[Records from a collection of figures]
**********
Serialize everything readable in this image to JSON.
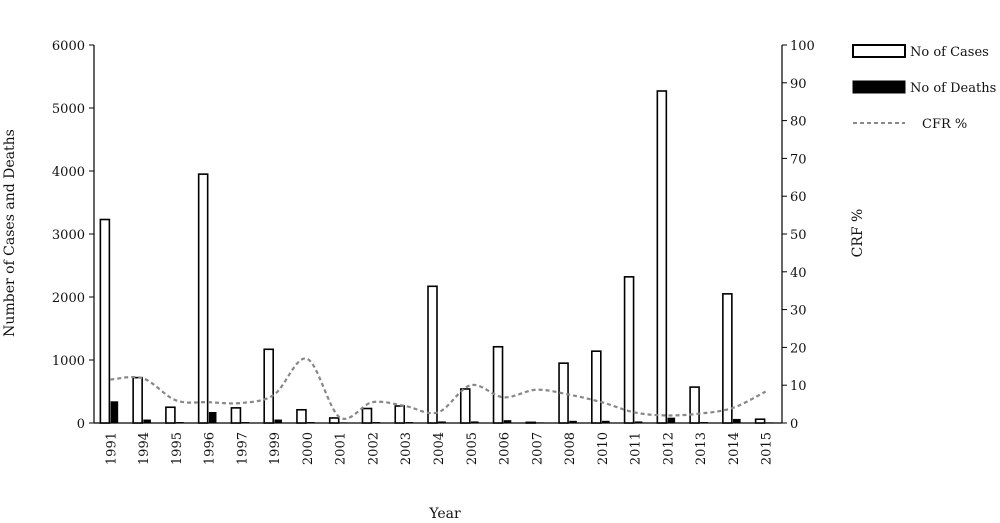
{
  "chart_data": {
    "type": "bar",
    "title": "",
    "xlabel": "Year",
    "ylabel": "Number of Cases and Deaths",
    "y2label": "CRF %",
    "ylim": [
      0,
      6000
    ],
    "y2lim": [
      0,
      100
    ],
    "yticks": [
      0,
      1000,
      2000,
      3000,
      4000,
      5000,
      6000
    ],
    "y2ticks": [
      0,
      10,
      20,
      30,
      40,
      50,
      60,
      70,
      80,
      90,
      100
    ],
    "grid": false,
    "legend_position": "top-right",
    "categories": [
      "1991",
      "1994",
      "1995",
      "1996",
      "1997",
      "1999",
      "2000",
      "2001",
      "2002",
      "2003",
      "2004",
      "2005",
      "2006",
      "2007",
      "2008",
      "2010",
      "2011",
      "2012",
      "2013",
      "2014",
      "2015"
    ],
    "series": [
      {
        "name": "No of Cases",
        "type": "bar",
        "axis": "left",
        "color": "#ffffff",
        "values": [
          3230,
          720,
          250,
          3950,
          240,
          1170,
          210,
          80,
          230,
          270,
          2170,
          540,
          1210,
          10,
          950,
          1140,
          2320,
          5270,
          570,
          2050,
          60
        ]
      },
      {
        "name": "No of Deaths",
        "type": "bar",
        "axis": "left",
        "color": "#000000",
        "values": [
          340,
          50,
          10,
          170,
          10,
          50,
          10,
          5,
          10,
          10,
          20,
          20,
          40,
          5,
          30,
          30,
          20,
          80,
          10,
          60,
          5
        ]
      },
      {
        "name": "CFR %",
        "type": "line",
        "axis": "right",
        "color": "#888888",
        "style": "dashed",
        "values": [
          11.5,
          11.8,
          6,
          5.5,
          5.3,
          7.5,
          17,
          1.5,
          5.5,
          4.5,
          2.8,
          10,
          6.8,
          8.8,
          7.5,
          5.5,
          2.8,
          2,
          2.5,
          4,
          8.3
        ]
      }
    ]
  }
}
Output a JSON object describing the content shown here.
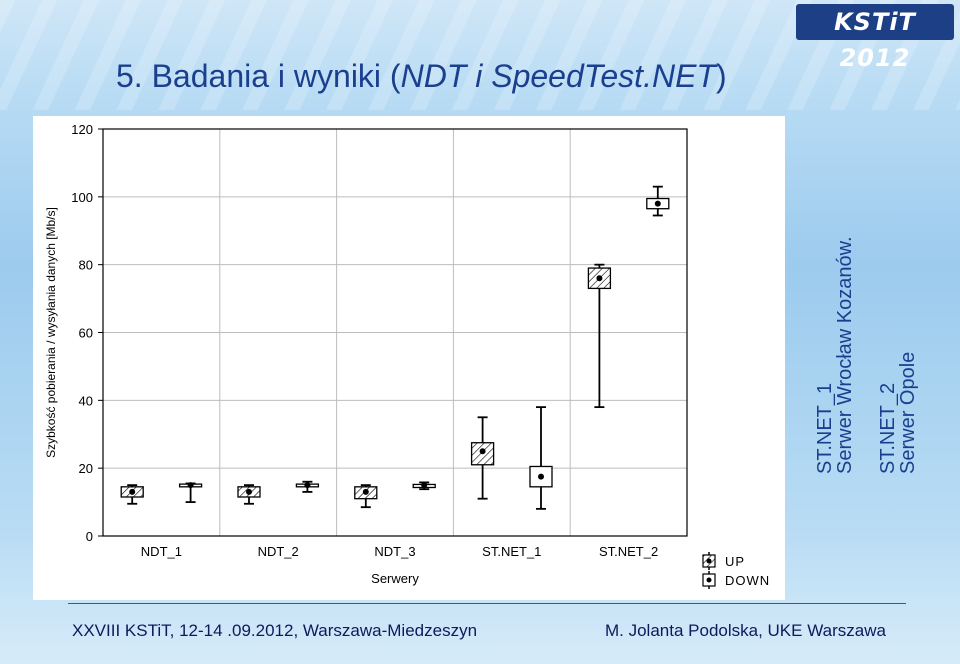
{
  "slide": {
    "logo_text": "KSTiT 2012",
    "title_prefix": "5. Badania i wyniki (",
    "title_italic": "NDT i SpeedTest.NET",
    "title_suffix": ")",
    "side_labels": [
      {
        "line1": "ST.NET_1",
        "line2": "Serwer Wrocław Kozanów."
      },
      {
        "line1": "ST.NET_2",
        "line2": "Serwer Opole"
      }
    ],
    "footer_left": "XXVIII KSTiT,  12-14 .09.2012, Warszawa-Miedzeszyn",
    "footer_right": "M. Jolanta Podolska,    UKE Warszawa"
  },
  "chart_data": {
    "type": "box",
    "title": "",
    "xlabel": "Serwery",
    "ylabel": "Szybkość pobierania / wysyłania danych [Mb/s]",
    "ylim": [
      0,
      120
    ],
    "yticks": [
      0,
      20,
      40,
      60,
      80,
      100,
      120
    ],
    "grid": true,
    "legend_position": "bottom-right",
    "categories": [
      "NDT_1",
      "NDT_2",
      "NDT_3",
      "ST.NET_1",
      "ST.NET_2"
    ],
    "series": [
      {
        "name": "UP",
        "pattern": "hatched",
        "boxes": [
          {
            "mean": 13,
            "q1": 11.5,
            "q3": 14.5,
            "min": 9.5,
            "max": 15
          },
          {
            "mean": 13,
            "q1": 11.5,
            "q3": 14.5,
            "min": 9.5,
            "max": 15
          },
          {
            "mean": 13,
            "q1": 11,
            "q3": 14.5,
            "min": 8.5,
            "max": 15
          },
          {
            "mean": 25,
            "q1": 21,
            "q3": 27.5,
            "min": 11,
            "max": 35
          },
          {
            "mean": 76,
            "q1": 73,
            "q3": 79,
            "min": 38,
            "max": 80
          }
        ]
      },
      {
        "name": "DOWN",
        "pattern": "plain",
        "boxes": [
          {
            "mean": 15,
            "q1": 14.5,
            "q3": 15.3,
            "min": 10,
            "max": 15.5
          },
          {
            "mean": 15,
            "q1": 14.5,
            "q3": 15.3,
            "min": 13,
            "max": 16
          },
          {
            "mean": 15,
            "q1": 14.3,
            "q3": 15.2,
            "min": 13.8,
            "max": 15.8
          },
          {
            "mean": 17.5,
            "q1": 14.5,
            "q3": 20.5,
            "min": 8,
            "max": 38
          },
          {
            "mean": 98,
            "q1": 96.5,
            "q3": 99.5,
            "min": 94.5,
            "max": 103
          }
        ]
      }
    ]
  }
}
**********
▶ What you need to do:
Take every line from the data above that holds "type" and copy it out.

▶ Written response:
    "type": "bar",
        "type": "bar",
        "type": "bar",
        "type": "line",
    "type": "box",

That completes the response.